* What to work on:
Reproduce all of the data exactly.

* Listed entries:
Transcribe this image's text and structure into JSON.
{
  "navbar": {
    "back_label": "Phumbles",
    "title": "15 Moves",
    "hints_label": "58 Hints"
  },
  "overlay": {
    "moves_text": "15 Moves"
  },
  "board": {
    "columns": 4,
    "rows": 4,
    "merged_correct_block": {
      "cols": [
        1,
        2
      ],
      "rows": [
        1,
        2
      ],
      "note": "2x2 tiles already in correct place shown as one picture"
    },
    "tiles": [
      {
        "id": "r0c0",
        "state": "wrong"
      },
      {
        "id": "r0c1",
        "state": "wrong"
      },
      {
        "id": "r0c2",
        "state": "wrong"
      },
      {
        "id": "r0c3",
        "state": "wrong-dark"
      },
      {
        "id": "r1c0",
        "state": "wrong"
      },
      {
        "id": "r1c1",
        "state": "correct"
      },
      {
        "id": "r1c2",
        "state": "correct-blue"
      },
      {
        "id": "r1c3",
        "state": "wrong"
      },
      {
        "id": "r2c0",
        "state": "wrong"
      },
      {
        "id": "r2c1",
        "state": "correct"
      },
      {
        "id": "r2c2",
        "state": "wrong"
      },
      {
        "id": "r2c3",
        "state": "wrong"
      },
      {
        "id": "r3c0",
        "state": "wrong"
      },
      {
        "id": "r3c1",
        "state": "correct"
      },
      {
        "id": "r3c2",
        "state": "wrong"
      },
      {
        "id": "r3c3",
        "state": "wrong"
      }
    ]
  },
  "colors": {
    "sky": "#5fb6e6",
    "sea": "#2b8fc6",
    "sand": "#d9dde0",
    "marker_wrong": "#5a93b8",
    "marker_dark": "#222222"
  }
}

* Solution to the exercise:
Transcribe this image's text and structure into JSON.
{
  "navbar": {
    "back_label": "Phumbles",
    "title": "15 Moves",
    "hints_label": "58 Hints"
  },
  "overlay": {
    "moves_text": "15 Moves"
  },
  "board": {
    "columns": 4,
    "rows": 4,
    "merged_correct_block": {
      "cols": [
        1,
        2
      ],
      "rows": [
        1,
        2
      ],
      "note": "2x2 tiles already in correct place shown as one picture"
    },
    "tiles": [
      {
        "id": "r0c0",
        "state": "wrong"
      },
      {
        "id": "r0c1",
        "state": "wrong"
      },
      {
        "id": "r0c2",
        "state": "wrong"
      },
      {
        "id": "r0c3",
        "state": "wrong-dark"
      },
      {
        "id": "r1c0",
        "state": "wrong"
      },
      {
        "id": "r1c1",
        "state": "correct"
      },
      {
        "id": "r1c2",
        "state": "correct-blue"
      },
      {
        "id": "r1c3",
        "state": "wrong"
      },
      {
        "id": "r2c0",
        "state": "wrong"
      },
      {
        "id": "r2c1",
        "state": "correct"
      },
      {
        "id": "r2c2",
        "state": "wrong"
      },
      {
        "id": "r2c3",
        "state": "wrong"
      },
      {
        "id": "r3c0",
        "state": "wrong"
      },
      {
        "id": "r3c1",
        "state": "correct"
      },
      {
        "id": "r3c2",
        "state": "wrong"
      },
      {
        "id": "r3c3",
        "state": "wrong"
      }
    ]
  },
  "colors": {
    "sky": "#5fb6e6",
    "sea": "#2b8fc6",
    "sand": "#d9dde0",
    "marker_wrong": "#5a93b8",
    "marker_dark": "#222222"
  }
}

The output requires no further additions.